## Start

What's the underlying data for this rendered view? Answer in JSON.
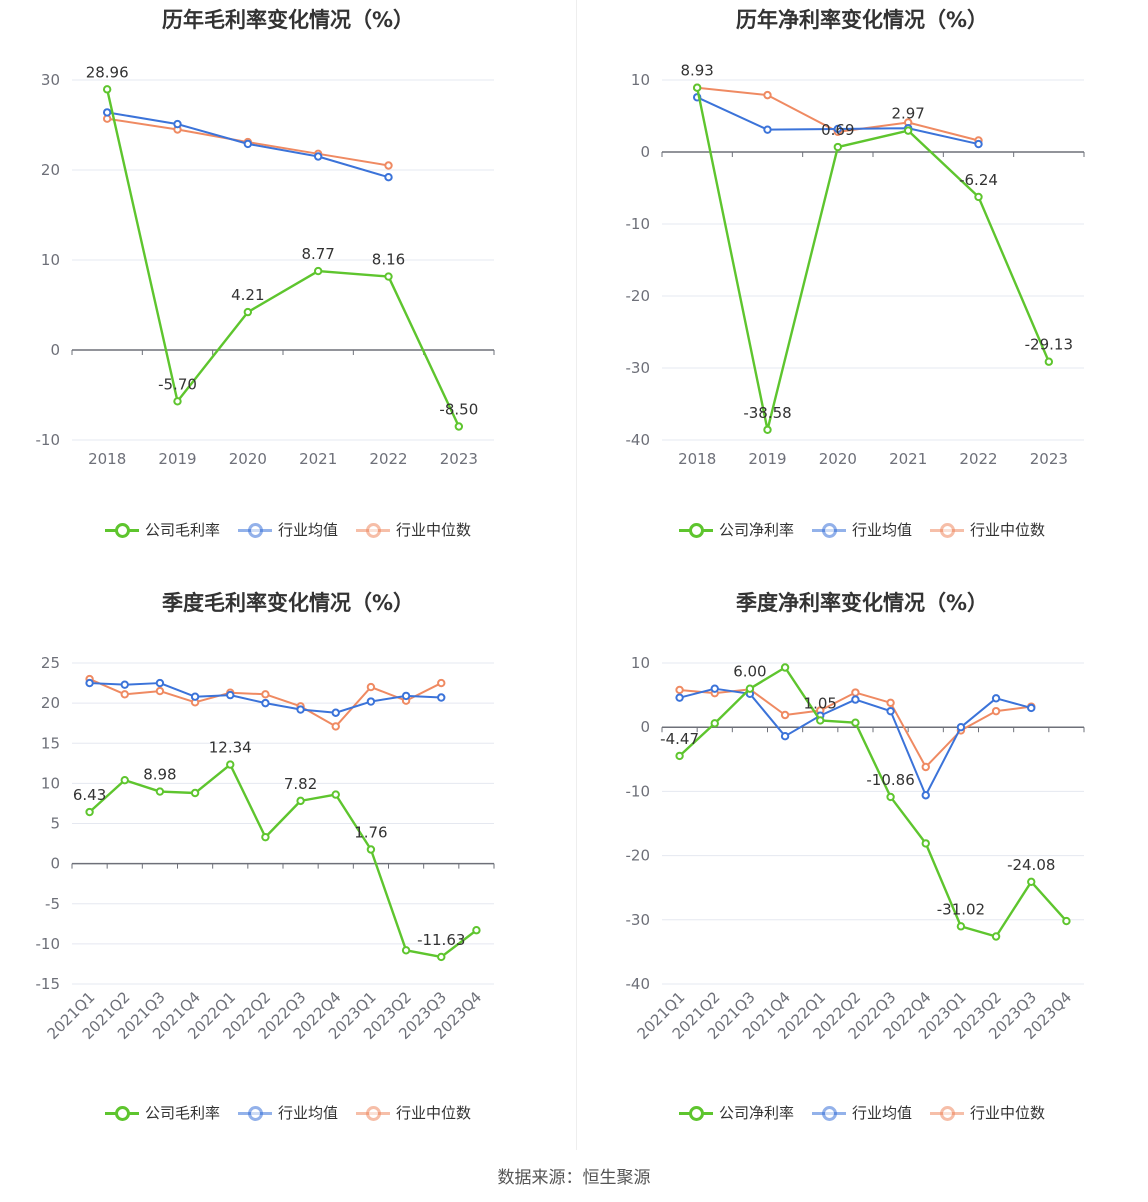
{
  "colors": {
    "company": "#5ec52e",
    "avg": "#3b73d9",
    "median": "#ef8a62",
    "grid": "#e5e8f0",
    "axis": "#6e7079",
    "tick_text": "#6e7079"
  },
  "source": "数据来源：恒生聚源",
  "chart_data": [
    {
      "type": "line",
      "title": "历年毛利率变化情况（%）",
      "categories": [
        "2018",
        "2019",
        "2020",
        "2021",
        "2022",
        "2023"
      ],
      "ylim": [
        -10,
        30
      ],
      "yticks": [
        -10,
        0,
        10,
        20,
        30
      ],
      "rotate_x": false,
      "legend": [
        "公司毛利率",
        "行业均值",
        "行业中位数"
      ],
      "labels": [
        true,
        true,
        true,
        true,
        true,
        true
      ],
      "series": [
        {
          "name": "公司毛利率",
          "values": [
            28.96,
            -5.7,
            4.21,
            8.77,
            8.16,
            -8.5
          ]
        },
        {
          "name": "行业均值",
          "values": [
            26.4,
            25.1,
            22.9,
            21.5,
            19.2,
            null
          ]
        },
        {
          "name": "行业中位数",
          "values": [
            25.7,
            24.5,
            23.1,
            21.8,
            20.5,
            null
          ]
        }
      ],
      "label_texts": [
        "28.96",
        "-5.70",
        "4.21",
        "8.77",
        "8.16",
        "-8.50"
      ]
    },
    {
      "type": "line",
      "title": "历年净利率变化情况（%）",
      "categories": [
        "2018",
        "2019",
        "2020",
        "2021",
        "2022",
        "2023"
      ],
      "ylim": [
        -40,
        10
      ],
      "yticks": [
        -40,
        -30,
        -20,
        -10,
        0,
        10
      ],
      "rotate_x": false,
      "legend": [
        "公司净利率",
        "行业均值",
        "行业中位数"
      ],
      "labels": [
        true,
        true,
        true,
        true,
        true,
        true
      ],
      "series": [
        {
          "name": "公司净利率",
          "values": [
            8.93,
            -38.58,
            0.69,
            2.97,
            -6.24,
            -29.13
          ]
        },
        {
          "name": "行业均值",
          "values": [
            7.6,
            3.1,
            3.2,
            3.3,
            1.1,
            null
          ]
        },
        {
          "name": "行业中位数",
          "values": [
            8.93,
            7.9,
            2.8,
            4.1,
            1.6,
            null
          ]
        }
      ],
      "label_texts": [
        "8.93",
        "-38.58",
        "0.69",
        "2.97",
        "-6.24",
        "-29.13"
      ]
    },
    {
      "type": "line",
      "title": "季度毛利率变化情况（%）",
      "categories": [
        "2021Q1",
        "2021Q2",
        "2021Q3",
        "2021Q4",
        "2022Q1",
        "2022Q2",
        "2022Q3",
        "2022Q4",
        "2023Q1",
        "2023Q2",
        "2023Q3",
        "2023Q4"
      ],
      "ylim": [
        -15,
        25
      ],
      "yticks": [
        -15,
        -10,
        -5,
        0,
        5,
        10,
        15,
        20,
        25
      ],
      "rotate_x": true,
      "legend": [
        "公司毛利率",
        "行业均值",
        "行业中位数"
      ],
      "labels": [
        true,
        false,
        true,
        false,
        true,
        false,
        true,
        false,
        true,
        false,
        true,
        false
      ],
      "series": [
        {
          "name": "公司毛利率",
          "values": [
            6.43,
            10.4,
            8.98,
            8.8,
            12.34,
            3.3,
            7.82,
            8.6,
            1.76,
            -10.8,
            -11.63,
            -8.3
          ]
        },
        {
          "name": "行业均值",
          "values": [
            22.5,
            22.3,
            22.5,
            20.8,
            21.0,
            20.0,
            19.2,
            18.8,
            20.2,
            20.9,
            20.7,
            null
          ]
        },
        {
          "name": "行业中位数",
          "values": [
            23.0,
            21.1,
            21.5,
            20.1,
            21.3,
            21.1,
            19.6,
            17.1,
            22.0,
            20.3,
            22.5,
            null
          ]
        }
      ],
      "label_texts": [
        "6.43",
        "",
        "8.98",
        "",
        "12.34",
        "",
        "7.82",
        "",
        "1.76",
        "",
        "-11.63",
        ""
      ]
    },
    {
      "type": "line",
      "title": "季度净利率变化情况（%）",
      "categories": [
        "2021Q1",
        "2021Q2",
        "2021Q3",
        "2021Q4",
        "2022Q1",
        "2022Q2",
        "2022Q3",
        "2022Q4",
        "2023Q1",
        "2023Q2",
        "2023Q3",
        "2023Q4"
      ],
      "ylim": [
        -40,
        10
      ],
      "yticks": [
        -40,
        -30,
        -20,
        -10,
        0,
        10
      ],
      "rotate_x": true,
      "legend": [
        "公司净利率",
        "行业均值",
        "行业中位数"
      ],
      "labels": [
        true,
        false,
        true,
        false,
        true,
        false,
        true,
        false,
        true,
        false,
        true,
        false
      ],
      "series": [
        {
          "name": "公司净利率",
          "values": [
            -4.47,
            0.6,
            6.0,
            9.3,
            1.05,
            0.7,
            -10.86,
            -18.1,
            -31.02,
            -32.6,
            -24.08,
            -30.2
          ]
        },
        {
          "name": "行业均值",
          "values": [
            4.6,
            6.0,
            5.2,
            -1.4,
            1.8,
            4.3,
            2.5,
            -10.6,
            0.0,
            4.5,
            3.0,
            null
          ]
        },
        {
          "name": "行业中位数",
          "values": [
            5.8,
            5.3,
            5.9,
            1.9,
            2.6,
            5.4,
            3.8,
            -6.2,
            -0.5,
            2.5,
            3.2,
            null
          ]
        }
      ],
      "label_texts": [
        "-4.47",
        "",
        "6.00",
        "",
        "1.05",
        "",
        "-10.86",
        "",
        "-31.02",
        "",
        "-24.08",
        ""
      ]
    }
  ]
}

## End

== Exercise aim ==
In the records, locate each line holding the string "title" and copy it.

== Solution to this problem ==
      "title": "历年毛利率变化情况（%）",
      "title": "历年净利率变化情况（%）",
      "title": "季度毛利率变化情况（%）",
      "title": "季度净利率变化情况（%）",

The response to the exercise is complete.